◆ **Goal**: Pick out every line of the records below that contains the string "extrude", and copy each one in full. Matching is case-sensitive.

◆ **Exercise material**:
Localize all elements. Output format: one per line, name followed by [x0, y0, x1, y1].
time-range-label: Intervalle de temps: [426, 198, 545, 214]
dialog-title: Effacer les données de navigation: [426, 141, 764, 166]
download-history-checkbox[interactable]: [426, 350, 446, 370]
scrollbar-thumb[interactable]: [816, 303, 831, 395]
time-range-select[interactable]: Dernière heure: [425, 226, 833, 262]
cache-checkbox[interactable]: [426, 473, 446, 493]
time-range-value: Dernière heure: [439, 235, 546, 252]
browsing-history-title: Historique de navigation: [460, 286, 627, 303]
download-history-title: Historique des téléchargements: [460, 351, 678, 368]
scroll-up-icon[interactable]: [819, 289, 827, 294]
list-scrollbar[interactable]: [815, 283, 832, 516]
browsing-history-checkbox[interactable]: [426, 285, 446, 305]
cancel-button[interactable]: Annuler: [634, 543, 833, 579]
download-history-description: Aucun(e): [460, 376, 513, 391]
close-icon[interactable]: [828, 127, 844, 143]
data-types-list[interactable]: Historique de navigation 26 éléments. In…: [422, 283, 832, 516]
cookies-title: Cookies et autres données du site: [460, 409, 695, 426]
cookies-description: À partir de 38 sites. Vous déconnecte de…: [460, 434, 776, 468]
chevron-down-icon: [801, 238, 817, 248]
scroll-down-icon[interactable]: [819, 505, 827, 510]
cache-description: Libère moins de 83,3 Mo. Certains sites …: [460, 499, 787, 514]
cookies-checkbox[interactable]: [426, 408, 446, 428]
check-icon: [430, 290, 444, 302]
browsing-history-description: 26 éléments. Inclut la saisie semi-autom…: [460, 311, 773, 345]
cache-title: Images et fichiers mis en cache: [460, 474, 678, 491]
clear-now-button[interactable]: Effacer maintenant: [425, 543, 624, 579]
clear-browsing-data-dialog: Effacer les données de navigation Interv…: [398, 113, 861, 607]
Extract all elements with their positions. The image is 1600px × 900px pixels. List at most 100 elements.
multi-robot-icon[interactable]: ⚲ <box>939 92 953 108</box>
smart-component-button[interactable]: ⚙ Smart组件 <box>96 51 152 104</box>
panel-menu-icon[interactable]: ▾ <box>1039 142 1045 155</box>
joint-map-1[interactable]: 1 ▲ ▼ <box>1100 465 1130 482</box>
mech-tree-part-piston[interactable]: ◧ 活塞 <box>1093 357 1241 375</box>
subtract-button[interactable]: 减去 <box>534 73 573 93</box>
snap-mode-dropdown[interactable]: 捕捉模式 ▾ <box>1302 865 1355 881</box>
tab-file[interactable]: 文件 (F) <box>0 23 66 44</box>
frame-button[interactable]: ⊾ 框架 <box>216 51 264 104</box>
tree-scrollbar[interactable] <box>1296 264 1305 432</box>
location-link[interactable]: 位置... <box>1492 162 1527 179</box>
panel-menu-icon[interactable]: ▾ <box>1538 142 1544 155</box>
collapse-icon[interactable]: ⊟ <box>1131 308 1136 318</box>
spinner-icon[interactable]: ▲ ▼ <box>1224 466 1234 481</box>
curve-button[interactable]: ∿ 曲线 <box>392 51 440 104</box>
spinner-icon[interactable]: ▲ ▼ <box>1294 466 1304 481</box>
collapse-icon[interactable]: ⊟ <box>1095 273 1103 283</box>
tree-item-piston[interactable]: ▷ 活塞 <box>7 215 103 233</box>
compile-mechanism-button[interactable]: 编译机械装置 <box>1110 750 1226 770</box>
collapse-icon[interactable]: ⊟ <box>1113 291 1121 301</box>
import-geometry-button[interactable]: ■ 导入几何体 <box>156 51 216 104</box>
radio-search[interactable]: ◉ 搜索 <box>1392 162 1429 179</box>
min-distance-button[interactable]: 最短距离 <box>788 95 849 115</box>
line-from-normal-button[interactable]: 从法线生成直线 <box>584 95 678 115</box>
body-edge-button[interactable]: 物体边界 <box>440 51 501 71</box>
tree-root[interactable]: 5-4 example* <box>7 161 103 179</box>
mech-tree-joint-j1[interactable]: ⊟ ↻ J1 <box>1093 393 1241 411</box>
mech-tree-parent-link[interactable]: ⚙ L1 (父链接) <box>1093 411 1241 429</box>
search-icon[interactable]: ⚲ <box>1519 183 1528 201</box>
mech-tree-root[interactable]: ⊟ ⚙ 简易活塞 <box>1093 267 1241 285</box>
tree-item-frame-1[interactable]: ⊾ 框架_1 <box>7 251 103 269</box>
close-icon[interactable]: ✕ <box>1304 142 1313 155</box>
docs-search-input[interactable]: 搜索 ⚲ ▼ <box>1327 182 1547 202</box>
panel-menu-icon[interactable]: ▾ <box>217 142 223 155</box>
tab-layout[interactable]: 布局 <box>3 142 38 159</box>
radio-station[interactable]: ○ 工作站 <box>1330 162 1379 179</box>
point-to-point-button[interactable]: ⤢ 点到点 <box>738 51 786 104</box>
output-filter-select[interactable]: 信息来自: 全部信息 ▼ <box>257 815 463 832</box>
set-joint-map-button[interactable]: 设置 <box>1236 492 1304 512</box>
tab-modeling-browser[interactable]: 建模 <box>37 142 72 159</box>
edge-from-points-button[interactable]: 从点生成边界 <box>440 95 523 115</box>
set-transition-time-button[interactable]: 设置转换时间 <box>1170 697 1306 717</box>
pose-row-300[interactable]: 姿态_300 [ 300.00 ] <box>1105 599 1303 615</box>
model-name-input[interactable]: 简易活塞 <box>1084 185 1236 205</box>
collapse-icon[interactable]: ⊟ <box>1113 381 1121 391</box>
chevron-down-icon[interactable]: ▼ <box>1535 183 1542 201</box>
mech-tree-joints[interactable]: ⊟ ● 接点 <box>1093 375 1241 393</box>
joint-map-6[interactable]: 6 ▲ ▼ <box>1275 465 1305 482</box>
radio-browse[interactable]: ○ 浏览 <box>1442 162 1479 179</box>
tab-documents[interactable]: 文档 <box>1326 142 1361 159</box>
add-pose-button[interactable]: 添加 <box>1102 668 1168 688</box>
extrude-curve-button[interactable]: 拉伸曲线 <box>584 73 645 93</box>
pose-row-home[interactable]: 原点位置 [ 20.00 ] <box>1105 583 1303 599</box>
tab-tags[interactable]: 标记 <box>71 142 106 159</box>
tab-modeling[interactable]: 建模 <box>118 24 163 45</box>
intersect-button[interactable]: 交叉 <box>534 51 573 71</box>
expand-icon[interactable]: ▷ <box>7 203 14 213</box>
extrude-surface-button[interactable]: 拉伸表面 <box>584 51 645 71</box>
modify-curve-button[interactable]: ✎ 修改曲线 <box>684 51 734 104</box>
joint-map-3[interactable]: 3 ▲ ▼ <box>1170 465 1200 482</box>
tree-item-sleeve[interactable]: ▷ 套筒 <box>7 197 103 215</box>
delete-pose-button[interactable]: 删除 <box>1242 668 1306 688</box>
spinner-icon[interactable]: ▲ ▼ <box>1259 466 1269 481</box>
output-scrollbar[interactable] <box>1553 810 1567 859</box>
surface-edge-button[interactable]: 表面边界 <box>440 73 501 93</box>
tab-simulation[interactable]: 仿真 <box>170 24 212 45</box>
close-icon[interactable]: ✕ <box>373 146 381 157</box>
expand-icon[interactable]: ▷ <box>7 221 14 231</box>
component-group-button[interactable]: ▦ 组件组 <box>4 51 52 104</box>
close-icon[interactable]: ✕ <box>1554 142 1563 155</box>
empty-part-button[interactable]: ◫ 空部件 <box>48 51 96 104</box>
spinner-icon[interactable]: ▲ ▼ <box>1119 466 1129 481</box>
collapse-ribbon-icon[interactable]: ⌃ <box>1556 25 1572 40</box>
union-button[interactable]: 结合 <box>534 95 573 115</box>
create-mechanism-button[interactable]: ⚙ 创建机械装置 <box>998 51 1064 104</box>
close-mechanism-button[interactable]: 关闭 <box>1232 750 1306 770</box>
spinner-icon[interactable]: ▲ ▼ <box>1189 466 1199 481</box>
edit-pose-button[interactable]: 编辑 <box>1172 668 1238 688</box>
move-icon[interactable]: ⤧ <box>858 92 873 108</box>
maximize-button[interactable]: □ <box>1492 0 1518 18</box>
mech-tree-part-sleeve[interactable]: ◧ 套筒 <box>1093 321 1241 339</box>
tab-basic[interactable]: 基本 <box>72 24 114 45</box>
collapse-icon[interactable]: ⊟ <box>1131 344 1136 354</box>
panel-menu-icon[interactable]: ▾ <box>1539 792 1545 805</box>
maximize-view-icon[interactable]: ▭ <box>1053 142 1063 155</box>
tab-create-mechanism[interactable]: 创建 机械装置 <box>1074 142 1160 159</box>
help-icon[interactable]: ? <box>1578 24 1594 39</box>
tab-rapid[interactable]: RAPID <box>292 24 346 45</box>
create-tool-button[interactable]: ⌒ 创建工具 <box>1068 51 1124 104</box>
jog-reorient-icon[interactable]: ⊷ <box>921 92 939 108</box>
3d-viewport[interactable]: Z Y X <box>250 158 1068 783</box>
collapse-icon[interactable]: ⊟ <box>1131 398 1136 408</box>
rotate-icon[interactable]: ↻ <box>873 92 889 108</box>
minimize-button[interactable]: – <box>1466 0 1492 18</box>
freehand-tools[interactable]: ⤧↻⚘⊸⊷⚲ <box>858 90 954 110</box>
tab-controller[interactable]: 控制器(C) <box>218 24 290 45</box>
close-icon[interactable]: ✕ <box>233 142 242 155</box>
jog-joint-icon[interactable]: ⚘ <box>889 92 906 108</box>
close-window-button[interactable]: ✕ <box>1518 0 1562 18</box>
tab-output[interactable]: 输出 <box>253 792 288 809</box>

◆ **Finished task**:
extrude-curve-button[interactable]: 拉伸曲线 <box>584 73 645 93</box>
extrude-surface-button[interactable]: 拉伸表面 <box>584 51 645 71</box>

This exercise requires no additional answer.